"""

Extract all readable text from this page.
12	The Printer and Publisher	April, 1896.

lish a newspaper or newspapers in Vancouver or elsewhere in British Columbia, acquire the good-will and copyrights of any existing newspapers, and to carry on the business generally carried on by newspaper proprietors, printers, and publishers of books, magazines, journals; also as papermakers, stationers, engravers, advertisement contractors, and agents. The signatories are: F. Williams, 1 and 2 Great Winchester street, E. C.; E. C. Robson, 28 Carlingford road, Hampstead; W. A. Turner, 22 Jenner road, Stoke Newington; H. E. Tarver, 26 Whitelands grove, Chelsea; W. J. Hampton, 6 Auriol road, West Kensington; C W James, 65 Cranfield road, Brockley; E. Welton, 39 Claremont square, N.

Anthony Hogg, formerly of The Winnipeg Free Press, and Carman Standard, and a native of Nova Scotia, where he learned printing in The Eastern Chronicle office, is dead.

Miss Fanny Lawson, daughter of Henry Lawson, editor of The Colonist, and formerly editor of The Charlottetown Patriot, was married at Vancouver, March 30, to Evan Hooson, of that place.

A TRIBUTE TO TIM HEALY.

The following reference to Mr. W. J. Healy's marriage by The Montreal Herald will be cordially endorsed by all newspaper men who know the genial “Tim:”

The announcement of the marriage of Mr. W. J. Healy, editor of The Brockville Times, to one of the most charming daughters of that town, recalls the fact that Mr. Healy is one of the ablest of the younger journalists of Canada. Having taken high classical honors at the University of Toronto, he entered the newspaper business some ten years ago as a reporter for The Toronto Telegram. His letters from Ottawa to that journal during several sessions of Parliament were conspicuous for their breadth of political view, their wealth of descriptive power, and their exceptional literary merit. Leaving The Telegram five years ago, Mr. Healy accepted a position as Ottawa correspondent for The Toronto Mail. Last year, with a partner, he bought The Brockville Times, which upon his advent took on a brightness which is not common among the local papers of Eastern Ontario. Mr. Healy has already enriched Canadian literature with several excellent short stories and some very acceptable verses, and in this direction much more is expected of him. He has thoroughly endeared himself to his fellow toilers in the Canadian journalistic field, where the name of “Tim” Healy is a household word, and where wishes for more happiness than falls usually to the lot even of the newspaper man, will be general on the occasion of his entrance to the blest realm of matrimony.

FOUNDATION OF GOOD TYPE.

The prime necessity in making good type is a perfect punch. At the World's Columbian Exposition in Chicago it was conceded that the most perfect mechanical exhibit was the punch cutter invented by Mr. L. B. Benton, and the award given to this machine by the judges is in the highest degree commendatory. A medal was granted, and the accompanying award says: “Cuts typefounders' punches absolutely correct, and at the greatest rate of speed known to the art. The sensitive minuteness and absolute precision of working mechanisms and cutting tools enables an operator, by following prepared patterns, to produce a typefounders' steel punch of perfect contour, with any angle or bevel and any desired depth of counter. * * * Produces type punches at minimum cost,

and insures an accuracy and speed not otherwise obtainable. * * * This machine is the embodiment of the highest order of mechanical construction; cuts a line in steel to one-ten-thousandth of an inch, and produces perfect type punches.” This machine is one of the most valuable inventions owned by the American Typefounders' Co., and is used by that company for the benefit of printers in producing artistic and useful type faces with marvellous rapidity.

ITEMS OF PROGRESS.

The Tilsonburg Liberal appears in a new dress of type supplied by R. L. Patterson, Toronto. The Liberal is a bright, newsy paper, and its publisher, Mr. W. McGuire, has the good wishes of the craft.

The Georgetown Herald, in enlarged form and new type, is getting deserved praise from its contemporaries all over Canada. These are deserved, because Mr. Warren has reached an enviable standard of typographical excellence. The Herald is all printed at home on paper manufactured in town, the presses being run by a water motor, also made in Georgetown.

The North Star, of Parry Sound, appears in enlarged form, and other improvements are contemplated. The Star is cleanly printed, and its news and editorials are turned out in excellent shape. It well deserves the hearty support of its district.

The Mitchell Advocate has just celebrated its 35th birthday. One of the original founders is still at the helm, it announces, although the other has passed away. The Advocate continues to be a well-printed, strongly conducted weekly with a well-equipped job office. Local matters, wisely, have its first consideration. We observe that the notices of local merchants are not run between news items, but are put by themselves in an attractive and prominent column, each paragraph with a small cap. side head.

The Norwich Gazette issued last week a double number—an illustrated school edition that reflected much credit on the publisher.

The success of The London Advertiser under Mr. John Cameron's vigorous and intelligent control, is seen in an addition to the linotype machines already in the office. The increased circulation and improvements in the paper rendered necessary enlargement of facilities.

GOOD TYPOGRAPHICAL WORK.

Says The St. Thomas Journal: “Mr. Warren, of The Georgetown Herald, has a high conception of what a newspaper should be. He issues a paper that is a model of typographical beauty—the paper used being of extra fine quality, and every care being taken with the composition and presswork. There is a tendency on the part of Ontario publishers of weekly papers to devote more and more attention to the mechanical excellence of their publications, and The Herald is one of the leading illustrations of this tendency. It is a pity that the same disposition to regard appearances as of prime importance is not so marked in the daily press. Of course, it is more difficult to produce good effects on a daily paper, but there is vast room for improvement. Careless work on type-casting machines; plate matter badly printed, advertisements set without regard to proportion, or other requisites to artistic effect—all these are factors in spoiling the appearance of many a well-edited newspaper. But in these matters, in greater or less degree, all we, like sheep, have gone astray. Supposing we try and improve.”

"""

## Problem
List each line of the records that holds the string "highest".

## Task result
The prime necessity in making good type is a perfect punch. At the World's Columbian Exposition in Chicago it was conceded that the most perfect mechanical exhibit was the punch cutter invented by Mr. L. B. Benton, and the award given to this machine by the judges is in the highest degree commendatory. A medal was granted, and the accompanying award says: “Cuts typefounders' punches absolutely correct, and at the greatest rate of speed known to the art. The sensitive minuteness and absolute precision of working mechanisms and cutting tools enables an operator, by following prepared patterns, to produce a typefounders' steel punch of perfect contour, with any angle or bevel and any desired depth of counter. * * * Produces type punches at minimum cost,
and insures an accuracy and speed not otherwise obtainable. * * * This machine is the embodiment of the highest order of mechanical construction; cuts a line in steel to one-ten-thousandth of an inch, and produces perfect type punches.” This machine is one of the most valuable inventions owned by the American Typefounders' Co., and is used by that company for the benefit of printers in producing artistic and useful type faces with marvellous rapidity.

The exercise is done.